SHORT EXERCISE: Please pull out every line that includes the string "Capacity".

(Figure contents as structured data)
════════════════════
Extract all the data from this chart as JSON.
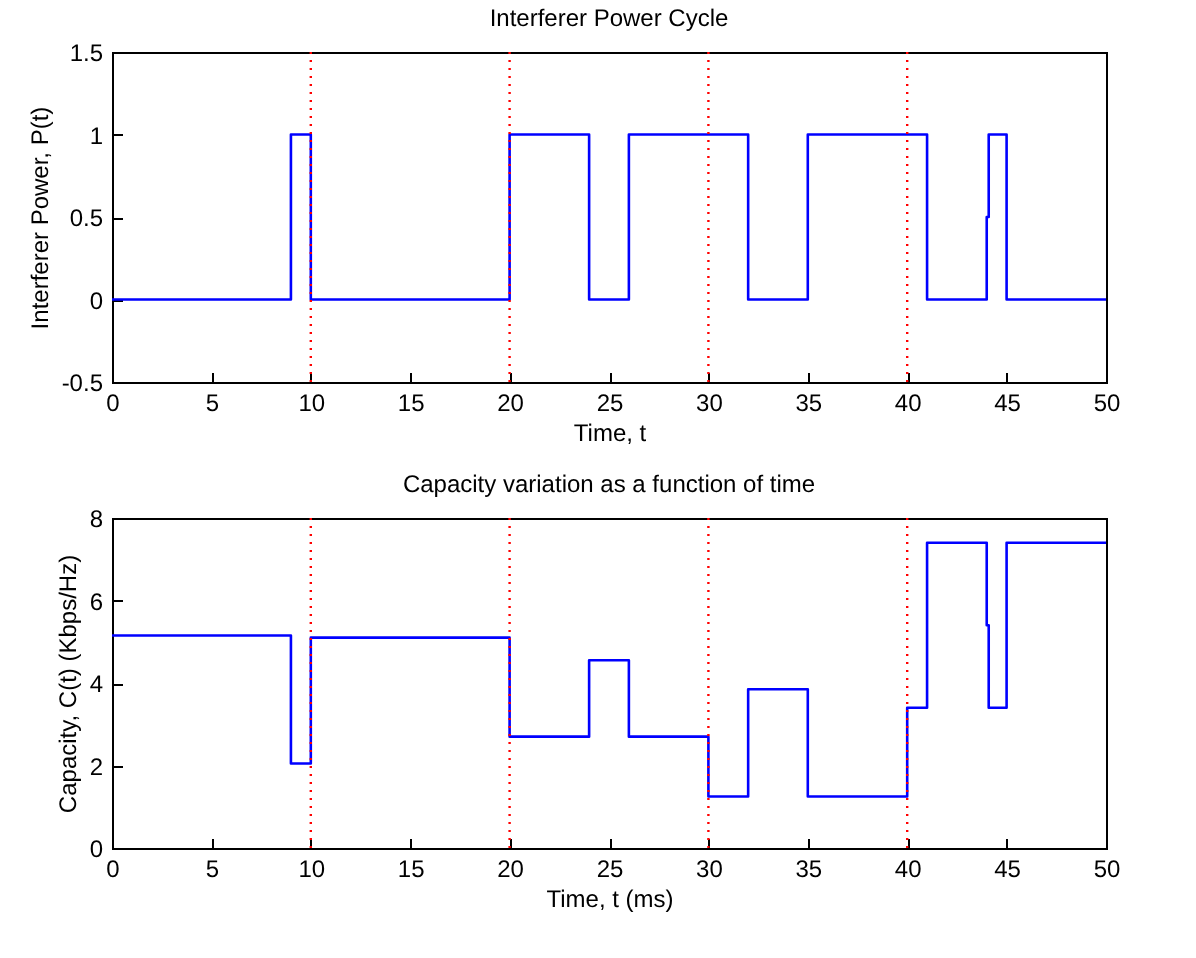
{
  "chart_data": [
    {
      "type": "line",
      "title": "Interferer Power Cycle",
      "xlabel": "Time, t",
      "ylabel": "Interferer Power, P(t)",
      "x": [
        0,
        9,
        9,
        10,
        10,
        20,
        20,
        24,
        24,
        26,
        26,
        32,
        32,
        35,
        35,
        41,
        41,
        44,
        44,
        44.1,
        44.1,
        45,
        45,
        50
      ],
      "series": [
        {
          "color": "#0000ff",
          "values": [
            0,
            0,
            1,
            1,
            0,
            0,
            1,
            1,
            0,
            0,
            1,
            1,
            0,
            0,
            1,
            1,
            0,
            0,
            0.5,
            0.5,
            1,
            1,
            0,
            0
          ]
        }
      ],
      "xlim": [
        0,
        50
      ],
      "xticks": [
        0,
        5,
        10,
        15,
        20,
        25,
        30,
        35,
        40,
        45,
        50
      ],
      "ylim": [
        -0.5,
        1.5
      ],
      "yticks": [
        -0.5,
        0,
        0.5,
        1,
        1.5
      ],
      "ref_lines": [
        {
          "axis": "x",
          "value": 10,
          "color": "#ff0000",
          "line_style": "dotted"
        },
        {
          "axis": "x",
          "value": 20,
          "color": "#ff0000",
          "line_style": "dotted"
        },
        {
          "axis": "x",
          "value": 30,
          "color": "#ff0000",
          "line_style": "dotted"
        },
        {
          "axis": "x",
          "value": 40,
          "color": "#ff0000",
          "line_style": "dotted"
        }
      ],
      "grid": false,
      "line_style": "solid",
      "marker": "none"
    },
    {
      "type": "line",
      "title": "Capacity variation as a function of time",
      "xlabel": "Time, t (ms)",
      "ylabel": "Capacity, C(t) (Kbps/Hz)",
      "x": [
        0,
        9,
        9,
        10,
        10,
        20,
        20,
        24,
        24,
        26,
        26,
        30,
        30,
        32,
        32,
        35,
        35,
        40,
        40,
        41,
        41,
        44,
        44,
        44.1,
        44.1,
        45,
        45,
        50
      ],
      "series": [
        {
          "color": "#0000ff",
          "values": [
            5.15,
            5.15,
            2.05,
            2.05,
            5.1,
            5.1,
            2.7,
            2.7,
            4.55,
            4.55,
            2.7,
            2.7,
            1.25,
            1.25,
            3.85,
            3.85,
            1.25,
            1.25,
            3.4,
            3.4,
            7.4,
            7.4,
            5.4,
            5.4,
            3.4,
            3.4,
            7.4,
            7.4
          ]
        }
      ],
      "xlim": [
        0,
        50
      ],
      "xticks": [
        0,
        5,
        10,
        15,
        20,
        25,
        30,
        35,
        40,
        45,
        50
      ],
      "ylim": [
        0,
        8
      ],
      "yticks": [
        0,
        2,
        4,
        6,
        8
      ],
      "ref_lines": [
        {
          "axis": "x",
          "value": 10,
          "color": "#ff0000",
          "line_style": "dotted"
        },
        {
          "axis": "x",
          "value": 20,
          "color": "#ff0000",
          "line_style": "dotted"
        },
        {
          "axis": "x",
          "value": 30,
          "color": "#ff0000",
          "line_style": "dotted"
        },
        {
          "axis": "x",
          "value": 40,
          "color": "#ff0000",
          "line_style": "dotted"
        }
      ],
      "grid": false,
      "line_style": "solid",
      "marker": "none"
    }
  ]
}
════════════════════
EXERCISE SOLUTION:
      "title": "Capacity variation as a function of time",
      "ylabel": "Capacity, C(t) (Kbps/Hz)",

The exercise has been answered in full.